### Stated exercise
Your task is to count the lines of the entries below that include the word "name" and to give only the resulting number.

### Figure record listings
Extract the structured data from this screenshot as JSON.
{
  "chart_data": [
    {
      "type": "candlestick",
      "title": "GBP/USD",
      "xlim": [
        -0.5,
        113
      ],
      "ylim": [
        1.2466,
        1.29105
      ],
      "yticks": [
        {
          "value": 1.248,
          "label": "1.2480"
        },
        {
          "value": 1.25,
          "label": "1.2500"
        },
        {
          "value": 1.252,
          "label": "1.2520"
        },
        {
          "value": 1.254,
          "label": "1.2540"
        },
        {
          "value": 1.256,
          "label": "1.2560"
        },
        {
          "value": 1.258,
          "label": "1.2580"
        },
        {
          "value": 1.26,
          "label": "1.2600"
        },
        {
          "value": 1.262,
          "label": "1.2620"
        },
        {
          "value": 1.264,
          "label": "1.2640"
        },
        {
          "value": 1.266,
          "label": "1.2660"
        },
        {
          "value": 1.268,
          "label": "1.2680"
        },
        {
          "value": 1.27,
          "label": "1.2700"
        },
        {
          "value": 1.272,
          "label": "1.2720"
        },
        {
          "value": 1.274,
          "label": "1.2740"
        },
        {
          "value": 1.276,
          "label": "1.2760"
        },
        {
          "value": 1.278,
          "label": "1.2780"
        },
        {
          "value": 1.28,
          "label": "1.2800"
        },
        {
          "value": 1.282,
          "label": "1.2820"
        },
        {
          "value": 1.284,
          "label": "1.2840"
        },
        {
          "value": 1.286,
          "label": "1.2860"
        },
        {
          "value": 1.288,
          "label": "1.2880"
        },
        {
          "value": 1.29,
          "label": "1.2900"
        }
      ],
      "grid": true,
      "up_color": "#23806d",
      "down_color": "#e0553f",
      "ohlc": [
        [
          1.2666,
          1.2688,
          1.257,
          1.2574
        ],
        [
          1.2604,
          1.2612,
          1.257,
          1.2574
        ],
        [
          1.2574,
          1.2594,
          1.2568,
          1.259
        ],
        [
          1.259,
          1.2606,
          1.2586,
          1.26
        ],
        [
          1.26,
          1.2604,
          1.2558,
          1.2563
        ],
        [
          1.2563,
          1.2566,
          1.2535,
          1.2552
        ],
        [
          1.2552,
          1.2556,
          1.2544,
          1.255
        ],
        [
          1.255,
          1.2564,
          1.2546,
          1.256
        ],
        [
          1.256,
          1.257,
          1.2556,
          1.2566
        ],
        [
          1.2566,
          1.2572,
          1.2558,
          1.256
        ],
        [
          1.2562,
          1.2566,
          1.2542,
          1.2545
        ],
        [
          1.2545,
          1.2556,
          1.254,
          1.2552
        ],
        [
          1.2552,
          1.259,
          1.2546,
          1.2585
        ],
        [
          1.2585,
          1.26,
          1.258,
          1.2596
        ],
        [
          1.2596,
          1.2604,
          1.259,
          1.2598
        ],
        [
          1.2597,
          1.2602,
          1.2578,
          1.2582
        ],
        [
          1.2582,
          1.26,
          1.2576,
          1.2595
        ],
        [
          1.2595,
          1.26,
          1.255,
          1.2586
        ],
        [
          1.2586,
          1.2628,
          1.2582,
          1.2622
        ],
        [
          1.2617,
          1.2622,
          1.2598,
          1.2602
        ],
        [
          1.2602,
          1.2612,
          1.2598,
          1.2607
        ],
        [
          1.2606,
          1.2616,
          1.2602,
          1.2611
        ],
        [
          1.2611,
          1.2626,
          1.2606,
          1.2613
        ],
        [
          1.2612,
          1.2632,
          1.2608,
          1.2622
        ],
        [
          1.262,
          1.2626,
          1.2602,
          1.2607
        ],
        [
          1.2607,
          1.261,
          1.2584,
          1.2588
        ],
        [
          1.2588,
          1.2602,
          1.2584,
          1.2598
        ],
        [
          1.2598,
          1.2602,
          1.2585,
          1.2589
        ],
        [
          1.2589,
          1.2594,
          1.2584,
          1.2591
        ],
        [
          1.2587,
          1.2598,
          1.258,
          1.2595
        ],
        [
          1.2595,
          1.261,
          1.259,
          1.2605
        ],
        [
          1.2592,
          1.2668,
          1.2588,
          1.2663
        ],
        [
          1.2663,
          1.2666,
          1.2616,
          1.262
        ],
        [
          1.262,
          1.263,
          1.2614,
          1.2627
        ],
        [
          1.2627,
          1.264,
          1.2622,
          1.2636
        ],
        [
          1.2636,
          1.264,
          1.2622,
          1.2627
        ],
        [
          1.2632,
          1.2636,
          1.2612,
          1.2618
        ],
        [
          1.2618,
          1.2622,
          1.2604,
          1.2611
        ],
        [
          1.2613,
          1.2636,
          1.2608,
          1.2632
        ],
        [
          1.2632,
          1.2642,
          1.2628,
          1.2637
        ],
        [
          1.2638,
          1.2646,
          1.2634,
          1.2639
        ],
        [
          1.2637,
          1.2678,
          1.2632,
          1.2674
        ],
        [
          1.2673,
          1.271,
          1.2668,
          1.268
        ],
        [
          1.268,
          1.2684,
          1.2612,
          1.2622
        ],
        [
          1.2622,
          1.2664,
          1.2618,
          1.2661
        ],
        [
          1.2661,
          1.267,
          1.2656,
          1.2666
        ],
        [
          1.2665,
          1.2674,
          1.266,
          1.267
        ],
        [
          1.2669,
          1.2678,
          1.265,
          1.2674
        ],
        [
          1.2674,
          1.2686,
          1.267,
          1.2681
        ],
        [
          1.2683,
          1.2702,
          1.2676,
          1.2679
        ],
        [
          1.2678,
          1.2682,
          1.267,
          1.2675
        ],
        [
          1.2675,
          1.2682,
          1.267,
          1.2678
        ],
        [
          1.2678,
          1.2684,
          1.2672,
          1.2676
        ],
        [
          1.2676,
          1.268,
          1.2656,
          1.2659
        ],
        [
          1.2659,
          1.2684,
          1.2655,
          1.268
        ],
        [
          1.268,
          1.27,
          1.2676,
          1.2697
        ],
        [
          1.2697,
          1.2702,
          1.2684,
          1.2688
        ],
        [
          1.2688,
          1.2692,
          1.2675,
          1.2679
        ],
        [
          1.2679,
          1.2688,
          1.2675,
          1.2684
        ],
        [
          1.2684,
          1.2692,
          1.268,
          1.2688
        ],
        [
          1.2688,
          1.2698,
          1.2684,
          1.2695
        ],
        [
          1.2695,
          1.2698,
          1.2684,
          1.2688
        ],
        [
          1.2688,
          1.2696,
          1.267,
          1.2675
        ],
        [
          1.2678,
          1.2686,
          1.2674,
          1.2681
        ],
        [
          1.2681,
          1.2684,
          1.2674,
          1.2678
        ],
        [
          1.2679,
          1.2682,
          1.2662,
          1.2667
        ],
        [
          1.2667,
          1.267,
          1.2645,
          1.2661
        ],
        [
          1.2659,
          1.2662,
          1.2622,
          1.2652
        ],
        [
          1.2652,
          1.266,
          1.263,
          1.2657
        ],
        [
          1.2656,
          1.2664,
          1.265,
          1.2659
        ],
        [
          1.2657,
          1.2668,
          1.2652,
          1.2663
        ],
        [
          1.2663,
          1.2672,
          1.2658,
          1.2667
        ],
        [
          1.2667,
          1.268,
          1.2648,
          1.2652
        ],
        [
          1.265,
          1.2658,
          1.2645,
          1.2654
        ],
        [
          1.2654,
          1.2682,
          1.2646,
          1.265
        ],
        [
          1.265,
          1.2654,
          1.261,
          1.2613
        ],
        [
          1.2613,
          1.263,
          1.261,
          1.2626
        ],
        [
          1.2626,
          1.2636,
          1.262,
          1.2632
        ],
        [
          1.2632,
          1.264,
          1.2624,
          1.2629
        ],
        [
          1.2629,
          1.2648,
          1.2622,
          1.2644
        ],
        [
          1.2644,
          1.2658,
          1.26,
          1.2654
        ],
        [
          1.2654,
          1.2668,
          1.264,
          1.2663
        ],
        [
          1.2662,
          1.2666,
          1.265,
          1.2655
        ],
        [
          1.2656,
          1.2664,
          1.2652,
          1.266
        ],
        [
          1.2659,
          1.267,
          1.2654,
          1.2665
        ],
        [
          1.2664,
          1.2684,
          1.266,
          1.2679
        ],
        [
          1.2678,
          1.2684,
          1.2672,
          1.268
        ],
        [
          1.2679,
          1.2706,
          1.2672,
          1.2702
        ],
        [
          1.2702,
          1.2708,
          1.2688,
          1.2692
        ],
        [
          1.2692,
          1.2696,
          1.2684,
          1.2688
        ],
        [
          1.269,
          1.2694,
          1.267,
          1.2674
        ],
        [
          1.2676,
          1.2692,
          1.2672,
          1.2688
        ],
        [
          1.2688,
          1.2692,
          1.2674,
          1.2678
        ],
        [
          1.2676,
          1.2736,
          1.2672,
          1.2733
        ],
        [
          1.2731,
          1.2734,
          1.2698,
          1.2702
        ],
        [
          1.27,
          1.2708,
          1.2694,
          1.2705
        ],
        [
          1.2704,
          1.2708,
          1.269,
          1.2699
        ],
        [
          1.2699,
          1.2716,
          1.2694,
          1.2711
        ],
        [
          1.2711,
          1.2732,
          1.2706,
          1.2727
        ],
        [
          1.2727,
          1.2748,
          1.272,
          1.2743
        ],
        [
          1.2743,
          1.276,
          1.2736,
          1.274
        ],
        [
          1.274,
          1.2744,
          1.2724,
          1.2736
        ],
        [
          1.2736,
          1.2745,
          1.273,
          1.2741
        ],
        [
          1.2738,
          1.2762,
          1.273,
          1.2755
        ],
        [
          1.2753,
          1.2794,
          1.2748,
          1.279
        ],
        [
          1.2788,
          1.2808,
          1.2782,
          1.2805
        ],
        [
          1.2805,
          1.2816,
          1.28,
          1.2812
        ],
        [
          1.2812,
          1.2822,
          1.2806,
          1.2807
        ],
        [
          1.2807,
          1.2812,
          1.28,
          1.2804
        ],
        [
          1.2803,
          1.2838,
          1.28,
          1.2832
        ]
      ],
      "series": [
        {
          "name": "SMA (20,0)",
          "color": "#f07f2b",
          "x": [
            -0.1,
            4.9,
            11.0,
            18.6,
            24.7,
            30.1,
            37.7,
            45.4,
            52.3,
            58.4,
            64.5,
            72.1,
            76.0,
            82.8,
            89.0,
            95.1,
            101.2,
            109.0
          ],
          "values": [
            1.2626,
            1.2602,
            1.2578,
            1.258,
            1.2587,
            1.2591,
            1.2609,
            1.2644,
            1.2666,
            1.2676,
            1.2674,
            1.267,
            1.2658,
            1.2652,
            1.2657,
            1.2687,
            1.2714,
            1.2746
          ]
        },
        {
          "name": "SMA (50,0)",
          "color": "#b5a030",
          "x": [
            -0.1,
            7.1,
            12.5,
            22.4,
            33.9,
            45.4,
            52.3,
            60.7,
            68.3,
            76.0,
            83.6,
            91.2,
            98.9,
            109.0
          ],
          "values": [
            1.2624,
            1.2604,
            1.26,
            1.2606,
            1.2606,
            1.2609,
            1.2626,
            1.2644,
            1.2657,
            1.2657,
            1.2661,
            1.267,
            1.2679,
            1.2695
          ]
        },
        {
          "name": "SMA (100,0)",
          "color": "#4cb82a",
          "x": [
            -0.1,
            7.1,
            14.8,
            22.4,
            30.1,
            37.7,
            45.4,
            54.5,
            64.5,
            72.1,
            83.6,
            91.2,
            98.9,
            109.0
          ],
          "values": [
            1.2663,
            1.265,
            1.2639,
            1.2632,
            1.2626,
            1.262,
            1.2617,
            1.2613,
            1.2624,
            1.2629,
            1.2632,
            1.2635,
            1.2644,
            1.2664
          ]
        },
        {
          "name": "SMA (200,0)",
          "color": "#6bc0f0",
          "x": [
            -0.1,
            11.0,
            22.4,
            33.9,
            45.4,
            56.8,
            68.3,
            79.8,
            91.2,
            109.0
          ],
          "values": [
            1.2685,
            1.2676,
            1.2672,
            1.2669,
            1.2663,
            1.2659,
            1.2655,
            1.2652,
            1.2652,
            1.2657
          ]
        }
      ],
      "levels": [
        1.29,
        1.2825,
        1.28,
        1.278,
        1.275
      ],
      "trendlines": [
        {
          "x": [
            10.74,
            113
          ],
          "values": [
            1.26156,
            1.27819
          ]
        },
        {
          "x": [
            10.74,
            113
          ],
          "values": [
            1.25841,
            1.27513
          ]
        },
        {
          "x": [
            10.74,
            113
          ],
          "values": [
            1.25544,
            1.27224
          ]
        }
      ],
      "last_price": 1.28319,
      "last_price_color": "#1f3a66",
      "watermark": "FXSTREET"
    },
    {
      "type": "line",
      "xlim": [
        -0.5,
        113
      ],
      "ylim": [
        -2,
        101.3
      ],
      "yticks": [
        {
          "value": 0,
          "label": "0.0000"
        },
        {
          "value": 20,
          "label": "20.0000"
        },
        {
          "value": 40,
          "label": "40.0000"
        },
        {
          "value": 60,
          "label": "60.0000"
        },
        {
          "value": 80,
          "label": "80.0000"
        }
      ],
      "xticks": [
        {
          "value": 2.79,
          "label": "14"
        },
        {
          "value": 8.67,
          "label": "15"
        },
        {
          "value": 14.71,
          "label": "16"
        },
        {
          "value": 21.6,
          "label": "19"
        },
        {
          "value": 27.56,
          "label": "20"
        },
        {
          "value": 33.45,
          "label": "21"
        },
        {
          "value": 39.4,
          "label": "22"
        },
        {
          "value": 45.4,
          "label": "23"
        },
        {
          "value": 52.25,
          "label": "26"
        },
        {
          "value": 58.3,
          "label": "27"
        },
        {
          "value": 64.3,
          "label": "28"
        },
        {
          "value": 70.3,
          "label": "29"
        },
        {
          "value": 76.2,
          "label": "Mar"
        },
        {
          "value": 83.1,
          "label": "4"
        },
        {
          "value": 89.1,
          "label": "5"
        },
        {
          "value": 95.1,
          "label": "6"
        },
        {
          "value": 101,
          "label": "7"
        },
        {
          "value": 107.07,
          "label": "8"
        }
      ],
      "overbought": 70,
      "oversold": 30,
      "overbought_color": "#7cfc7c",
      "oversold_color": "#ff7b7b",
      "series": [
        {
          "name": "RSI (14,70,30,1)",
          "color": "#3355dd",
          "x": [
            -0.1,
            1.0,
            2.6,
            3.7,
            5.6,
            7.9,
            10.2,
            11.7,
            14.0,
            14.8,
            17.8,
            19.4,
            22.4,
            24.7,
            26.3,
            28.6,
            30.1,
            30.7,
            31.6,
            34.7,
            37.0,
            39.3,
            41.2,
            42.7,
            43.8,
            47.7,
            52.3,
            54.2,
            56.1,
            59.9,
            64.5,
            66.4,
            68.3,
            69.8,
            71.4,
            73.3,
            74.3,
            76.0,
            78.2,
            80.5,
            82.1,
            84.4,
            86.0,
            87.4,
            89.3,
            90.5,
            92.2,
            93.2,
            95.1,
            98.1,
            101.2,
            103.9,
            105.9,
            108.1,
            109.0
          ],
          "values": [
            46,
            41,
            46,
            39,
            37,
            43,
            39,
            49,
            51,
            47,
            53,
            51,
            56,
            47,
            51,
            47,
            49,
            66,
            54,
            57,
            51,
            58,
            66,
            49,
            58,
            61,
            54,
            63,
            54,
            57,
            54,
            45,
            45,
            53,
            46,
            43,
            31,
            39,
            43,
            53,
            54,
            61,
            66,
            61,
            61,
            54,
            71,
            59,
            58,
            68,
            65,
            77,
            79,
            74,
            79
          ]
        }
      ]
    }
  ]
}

### Task output
5